● **Set task**
Make an exact copy of the listing below.

● **Materials provided**
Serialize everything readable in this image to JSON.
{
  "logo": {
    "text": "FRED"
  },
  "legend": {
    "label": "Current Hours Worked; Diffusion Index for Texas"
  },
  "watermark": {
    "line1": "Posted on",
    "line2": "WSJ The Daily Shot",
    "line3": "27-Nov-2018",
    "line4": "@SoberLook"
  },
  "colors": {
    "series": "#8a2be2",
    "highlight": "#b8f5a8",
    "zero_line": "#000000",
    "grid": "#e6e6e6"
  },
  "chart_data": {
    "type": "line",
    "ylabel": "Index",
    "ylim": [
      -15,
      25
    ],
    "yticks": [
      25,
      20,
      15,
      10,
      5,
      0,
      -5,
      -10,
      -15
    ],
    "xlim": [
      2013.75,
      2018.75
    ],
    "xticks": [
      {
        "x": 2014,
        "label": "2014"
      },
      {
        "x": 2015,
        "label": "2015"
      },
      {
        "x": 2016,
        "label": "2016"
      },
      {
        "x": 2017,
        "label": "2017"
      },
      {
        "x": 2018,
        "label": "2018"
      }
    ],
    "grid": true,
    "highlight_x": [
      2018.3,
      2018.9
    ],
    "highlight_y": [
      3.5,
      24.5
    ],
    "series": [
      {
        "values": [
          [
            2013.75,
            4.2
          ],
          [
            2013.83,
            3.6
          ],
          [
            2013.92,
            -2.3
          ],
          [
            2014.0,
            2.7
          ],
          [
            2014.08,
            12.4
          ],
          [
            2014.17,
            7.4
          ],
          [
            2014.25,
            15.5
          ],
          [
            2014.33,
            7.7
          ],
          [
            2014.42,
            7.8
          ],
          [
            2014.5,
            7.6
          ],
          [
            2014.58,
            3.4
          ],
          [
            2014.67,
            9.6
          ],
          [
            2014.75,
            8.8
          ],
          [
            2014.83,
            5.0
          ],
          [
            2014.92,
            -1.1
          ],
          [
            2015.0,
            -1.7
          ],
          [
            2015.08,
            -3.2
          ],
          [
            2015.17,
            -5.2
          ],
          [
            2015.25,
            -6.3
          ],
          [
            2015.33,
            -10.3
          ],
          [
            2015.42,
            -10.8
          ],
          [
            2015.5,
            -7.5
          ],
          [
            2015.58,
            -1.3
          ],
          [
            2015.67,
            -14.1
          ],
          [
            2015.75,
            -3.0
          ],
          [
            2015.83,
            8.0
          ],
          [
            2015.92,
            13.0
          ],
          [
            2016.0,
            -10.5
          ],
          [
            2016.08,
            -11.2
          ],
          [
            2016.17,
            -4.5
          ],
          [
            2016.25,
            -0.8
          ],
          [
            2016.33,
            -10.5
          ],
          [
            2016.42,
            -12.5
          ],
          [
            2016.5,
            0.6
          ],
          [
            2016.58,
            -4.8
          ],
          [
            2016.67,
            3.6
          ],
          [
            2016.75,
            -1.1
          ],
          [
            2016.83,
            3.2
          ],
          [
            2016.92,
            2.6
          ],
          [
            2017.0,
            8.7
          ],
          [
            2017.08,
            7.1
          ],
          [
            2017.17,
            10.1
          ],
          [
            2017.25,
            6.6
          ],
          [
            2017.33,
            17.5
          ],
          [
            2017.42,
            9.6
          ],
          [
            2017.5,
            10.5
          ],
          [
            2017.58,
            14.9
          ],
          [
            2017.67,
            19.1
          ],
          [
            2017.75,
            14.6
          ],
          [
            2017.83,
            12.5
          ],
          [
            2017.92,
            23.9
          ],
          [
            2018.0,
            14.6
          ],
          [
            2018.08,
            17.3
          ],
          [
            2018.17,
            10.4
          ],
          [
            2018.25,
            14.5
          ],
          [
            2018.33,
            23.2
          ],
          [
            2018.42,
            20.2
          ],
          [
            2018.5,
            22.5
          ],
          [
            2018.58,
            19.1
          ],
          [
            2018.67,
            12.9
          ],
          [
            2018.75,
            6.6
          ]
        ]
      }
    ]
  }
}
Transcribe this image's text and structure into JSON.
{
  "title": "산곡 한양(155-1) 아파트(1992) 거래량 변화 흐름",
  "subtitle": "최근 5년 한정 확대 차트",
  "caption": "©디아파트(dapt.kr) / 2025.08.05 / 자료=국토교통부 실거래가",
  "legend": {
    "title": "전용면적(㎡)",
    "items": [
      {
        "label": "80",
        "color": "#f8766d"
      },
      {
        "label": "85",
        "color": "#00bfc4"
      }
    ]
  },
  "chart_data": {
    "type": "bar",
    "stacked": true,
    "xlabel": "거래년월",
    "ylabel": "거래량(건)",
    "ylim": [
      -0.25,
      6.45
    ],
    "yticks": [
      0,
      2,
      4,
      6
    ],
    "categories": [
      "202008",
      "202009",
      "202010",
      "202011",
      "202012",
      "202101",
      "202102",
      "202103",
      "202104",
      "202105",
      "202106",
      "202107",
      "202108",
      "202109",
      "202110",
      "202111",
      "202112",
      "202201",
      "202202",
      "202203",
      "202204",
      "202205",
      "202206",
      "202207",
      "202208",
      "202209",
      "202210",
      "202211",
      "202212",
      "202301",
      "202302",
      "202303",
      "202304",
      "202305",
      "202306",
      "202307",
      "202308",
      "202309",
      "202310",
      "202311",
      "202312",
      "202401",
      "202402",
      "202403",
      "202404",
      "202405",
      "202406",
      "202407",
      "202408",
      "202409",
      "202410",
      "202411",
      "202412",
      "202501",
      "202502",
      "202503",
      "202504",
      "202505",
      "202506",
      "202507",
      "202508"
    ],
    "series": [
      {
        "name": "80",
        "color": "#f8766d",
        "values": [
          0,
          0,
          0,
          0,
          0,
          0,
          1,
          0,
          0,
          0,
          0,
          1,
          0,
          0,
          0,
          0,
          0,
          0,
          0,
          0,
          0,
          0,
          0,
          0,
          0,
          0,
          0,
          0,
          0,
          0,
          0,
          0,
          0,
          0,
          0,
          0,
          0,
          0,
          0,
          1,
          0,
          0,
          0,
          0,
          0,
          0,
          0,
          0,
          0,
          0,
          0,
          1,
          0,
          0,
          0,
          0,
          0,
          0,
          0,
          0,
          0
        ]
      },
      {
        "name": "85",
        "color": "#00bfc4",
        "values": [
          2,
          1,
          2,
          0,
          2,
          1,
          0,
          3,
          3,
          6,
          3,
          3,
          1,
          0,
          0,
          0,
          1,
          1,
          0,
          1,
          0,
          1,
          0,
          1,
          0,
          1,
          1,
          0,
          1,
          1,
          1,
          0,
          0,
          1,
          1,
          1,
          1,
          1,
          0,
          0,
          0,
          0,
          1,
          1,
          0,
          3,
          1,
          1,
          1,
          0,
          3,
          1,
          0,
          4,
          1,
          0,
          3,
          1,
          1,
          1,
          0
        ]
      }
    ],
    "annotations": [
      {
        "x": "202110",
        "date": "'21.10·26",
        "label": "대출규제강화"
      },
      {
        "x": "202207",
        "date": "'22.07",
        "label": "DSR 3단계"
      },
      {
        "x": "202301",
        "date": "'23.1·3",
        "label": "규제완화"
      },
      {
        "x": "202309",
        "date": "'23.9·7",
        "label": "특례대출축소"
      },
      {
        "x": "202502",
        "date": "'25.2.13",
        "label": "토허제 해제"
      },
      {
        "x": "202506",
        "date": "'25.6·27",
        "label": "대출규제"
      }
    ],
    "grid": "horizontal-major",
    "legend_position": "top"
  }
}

● **Written reply**
Serialize everything readable in this image to JSON.
{
  "logo": {
    "text": "FRED"
  },
  "legend": {
    "label": "Current Hours Worked; Diffusion Index for Texas"
  },
  "watermark": {
    "line1": "Posted on",
    "line2": "WSJ The Daily Shot",
    "line3": "27-Nov-2018",
    "line4": "@SoberLook"
  },
  "colors": {
    "series": "#8a2be2",
    "highlight": "#b8f5a8",
    "zero_line": "#000000",
    "grid": "#e6e6e6"
  },
  "chart_data": {
    "type": "line",
    "ylabel": "Index",
    "ylim": [
      -15,
      25
    ],
    "yticks": [
      25,
      20,
      15,
      10,
      5,
      0,
      -5,
      -10,
      -15
    ],
    "xlim": [
      2013.75,
      2018.75
    ],
    "xticks": [
      {
        "x": 2014,
        "label": "2014"
      },
      {
        "x": 2015,
        "label": "2015"
      },
      {
        "x": 2016,
        "label": "2016"
      },
      {
        "x": 2017,
        "label": "2017"
      },
      {
        "x": 2018,
        "label": "2018"
      }
    ],
    "grid": true,
    "highlight_x": [
      2018.3,
      2018.9
    ],
    "highlight_y": [
      3.5,
      24.5
    ],
    "series": [
      {
        "values": [
          [
            2013.75,
            4.2
          ],
          [
            2013.83,
            3.6
          ],
          [
            2013.92,
            -2.3
          ],
          [
            2014.0,
            2.7
          ],
          [
            2014.08,
            12.4
          ],
          [
            2014.17,
            7.4
          ],
          [
            2014.25,
            15.5
          ],
          [
            2014.33,
            7.7
          ],
          [
            2014.42,
            7.8
          ],
          [
            2014.5,
            7.6
          ],
          [
            2014.58,
            3.4
          ],
          [
            2014.67,
            9.6
          ],
          [
            2014.75,
            8.8
          ],
          [
            2014.83,
            5.0
          ],
          [
            2014.92,
            -1.1
          ],
          [
            2015.0,
            -1.7
          ],
          [
            2015.08,
            -3.2
          ],
          [
            2015.17,
            -5.2
          ],
          [
            2015.25,
            -6.3
          ],
          [
            2015.33,
            -10.3
          ],
          [
            2015.42,
            -10.8
          ],
          [
            2015.5,
            -7.5
          ],
          [
            2015.58,
            -1.3
          ],
          [
            2015.67,
            -14.1
          ],
          [
            2015.75,
            -3.0
          ],
          [
            2015.83,
            8.0
          ],
          [
            2015.92,
            13.0
          ],
          [
            2016.0,
            -10.5
          ],
          [
            2016.08,
            -11.2
          ],
          [
            2016.17,
            -4.5
          ],
          [
            2016.25,
            -0.8
          ],
          [
            2016.33,
            -10.5
          ],
          [
            2016.42,
            -12.5
          ],
          [
            2016.5,
            0.6
          ],
          [
            2016.58,
            -4.8
          ],
          [
            2016.67,
            3.6
          ],
          [
            2016.75,
            -1.1
          ],
          [
            2016.83,
            3.2
          ],
          [
            2016.92,
            2.6
          ],
          [
            2017.0,
            8.7
          ],
          [
            2017.08,
            7.1
          ],
          [
            2017.17,
            10.1
          ],
          [
            2017.25,
            6.6
          ],
          [
            2017.33,
            17.5
          ],
          [
            2017.42,
            9.6
          ],
          [
            2017.5,
            10.5
          ],
          [
            2017.58,
            14.9
          ],
          [
            2017.67,
            19.1
          ],
          [
            2017.75,
            14.6
          ],
          [
            2017.83,
            12.5
          ],
          [
            2017.92,
            23.9
          ],
          [
            2018.0,
            14.6
          ],
          [
            2018.08,
            17.3
          ],
          [
            2018.17,
            10.4
          ],
          [
            2018.25,
            14.5
          ],
          [
            2018.33,
            23.2
          ],
          [
            2018.42,
            20.2
          ],
          [
            2018.5,
            22.5
          ],
          [
            2018.58,
            19.1
          ],
          [
            2018.67,
            12.9
          ],
          [
            2018.75,
            6.6
          ]
        ]
      }
    ]
  }
}
Transcribe this image's text and structure into JSON.
{
  "title": "산곡 한양(155-1) 아파트(1992) 거래량 변화 흐름",
  "subtitle": "최근 5년 한정 확대 차트",
  "caption": "©디아파트(dapt.kr) / 2025.08.05 / 자료=국토교통부 실거래가",
  "legend": {
    "title": "전용면적(㎡)",
    "items": [
      {
        "label": "80",
        "color": "#f8766d"
      },
      {
        "label": "85",
        "color": "#00bfc4"
      }
    ]
  },
  "chart_data": {
    "type": "bar",
    "stacked": true,
    "xlabel": "거래년월",
    "ylabel": "거래량(건)",
    "ylim": [
      -0.25,
      6.45
    ],
    "yticks": [
      0,
      2,
      4,
      6
    ],
    "categories": [
      "202008",
      "202009",
      "202010",
      "202011",
      "202012",
      "202101",
      "202102",
      "202103",
      "202104",
      "202105",
      "202106",
      "202107",
      "202108",
      "202109",
      "202110",
      "202111",
      "202112",
      "202201",
      "202202",
      "202203",
      "202204",
      "202205",
      "202206",
      "202207",
      "202208",
      "202209",
      "202210",
      "202211",
      "202212",
      "202301",
      "202302",
      "202303",
      "202304",
      "202305",
      "202306",
      "202307",
      "202308",
      "202309",
      "202310",
      "202311",
      "202312",
      "202401",
      "202402",
      "202403",
      "202404",
      "202405",
      "202406",
      "202407",
      "202408",
      "202409",
      "202410",
      "202411",
      "202412",
      "202501",
      "202502",
      "202503",
      "202504",
      "202505",
      "202506",
      "202507",
      "202508"
    ],
    "series": [
      {
        "name": "80",
        "color": "#f8766d",
        "values": [
          0,
          0,
          0,
          0,
          0,
          0,
          1,
          0,
          0,
          0,
          0,
          1,
          0,
          0,
          0,
          0,
          0,
          0,
          0,
          0,
          0,
          0,
          0,
          0,
          0,
          0,
          0,
          0,
          0,
          0,
          0,
          0,
          0,
          0,
          0,
          0,
          0,
          0,
          0,
          1,
          0,
          0,
          0,
          0,
          0,
          0,
          0,
          0,
          0,
          0,
          0,
          1,
          0,
          0,
          0,
          0,
          0,
          0,
          0,
          0,
          0
        ]
      },
      {
        "name": "85",
        "color": "#00bfc4",
        "values": [
          2,
          1,
          2,
          0,
          2,
          1,
          0,
          3,
          3,
          6,
          3,
          3,
          1,
          0,
          0,
          0,
          1,
          1,
          0,
          1,
          0,
          1,
          0,
          1,
          0,
          1,
          1,
          0,
          1,
          1,
          1,
          0,
          0,
          1,
          1,
          1,
          1,
          1,
          0,
          0,
          0,
          0,
          1,
          1,
          0,
          3,
          1,
          1,
          1,
          0,
          3,
          1,
          0,
          4,
          1,
          0,
          3,
          1,
          1,
          1,
          0
        ]
      }
    ],
    "annotations": [
      {
        "x": "202110",
        "date": "'21.10·26",
        "label": "대출규제강화"
      },
      {
        "x": "202207",
        "date": "'22.07",
        "label": "DSR 3단계"
      },
      {
        "x": "202301",
        "date": "'23.1·3",
        "label": "규제완화"
      },
      {
        "x": "202309",
        "date": "'23.9·7",
        "label": "특례대출축소"
      },
      {
        "x": "202502",
        "date": "'25.2.13",
        "label": "토허제 해제"
      },
      {
        "x": "202506",
        "date": "'25.6·27",
        "label": "대출규제"
      }
    ],
    "grid": "horizontal-major",
    "legend_position": "top"
  }
}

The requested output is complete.